### WHAT IS BEING ASKED
Copy every line of the entries below word for word, leaving out the pictures.

### DATASET RECORDS
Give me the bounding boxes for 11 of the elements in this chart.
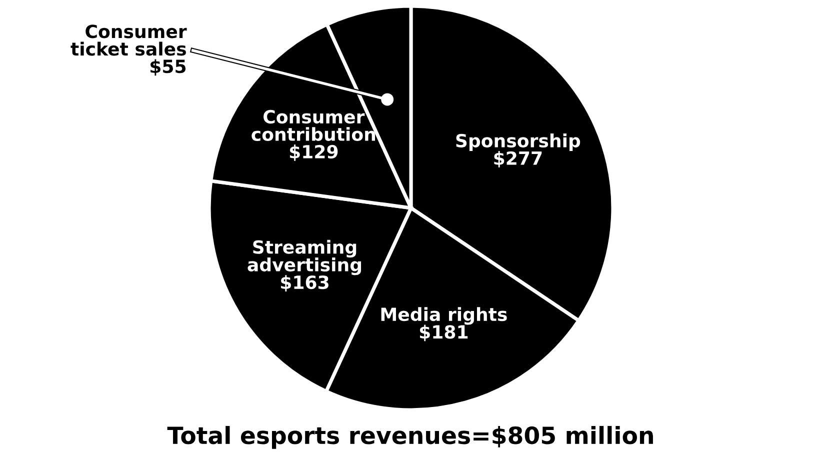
slice-label: Sponsorship xyxy=(456,134,580,151)
slice-label: Consumer contribution xyxy=(252,110,376,142)
data-label: $55 xyxy=(150,59,186,76)
slice-label: Media rights xyxy=(381,307,507,325)
text: Total esports revenues=$805 million xyxy=(167,426,653,449)
data-label: $277 xyxy=(494,150,542,168)
data-label: $129 xyxy=(290,144,338,161)
slice-label: Consumer ticket sales xyxy=(70,24,187,56)
data-label: $181 xyxy=(420,324,468,342)
slice-label: Streaming advertising xyxy=(248,240,362,276)
data-label: $163 xyxy=(281,275,328,292)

### THE OUTPUT
Give me the bounding boxes for 11 of the elements in this chart.
slice-label: Sponsorship xyxy=(456,134,580,151)
slice-label: Consumer contribution xyxy=(252,110,376,142)
data-label: $55 xyxy=(150,59,186,76)
slice-label: Media rights xyxy=(381,307,507,325)
text: Total esports revenues=$805 million xyxy=(167,426,653,449)
data-label: $277 xyxy=(494,150,542,168)
data-label: $129 xyxy=(290,144,338,161)
slice-label: Consumer ticket sales xyxy=(70,24,187,56)
data-label: $181 xyxy=(420,324,468,342)
slice-label: Streaming advertising xyxy=(248,240,362,276)
data-label: $163 xyxy=(281,275,328,292)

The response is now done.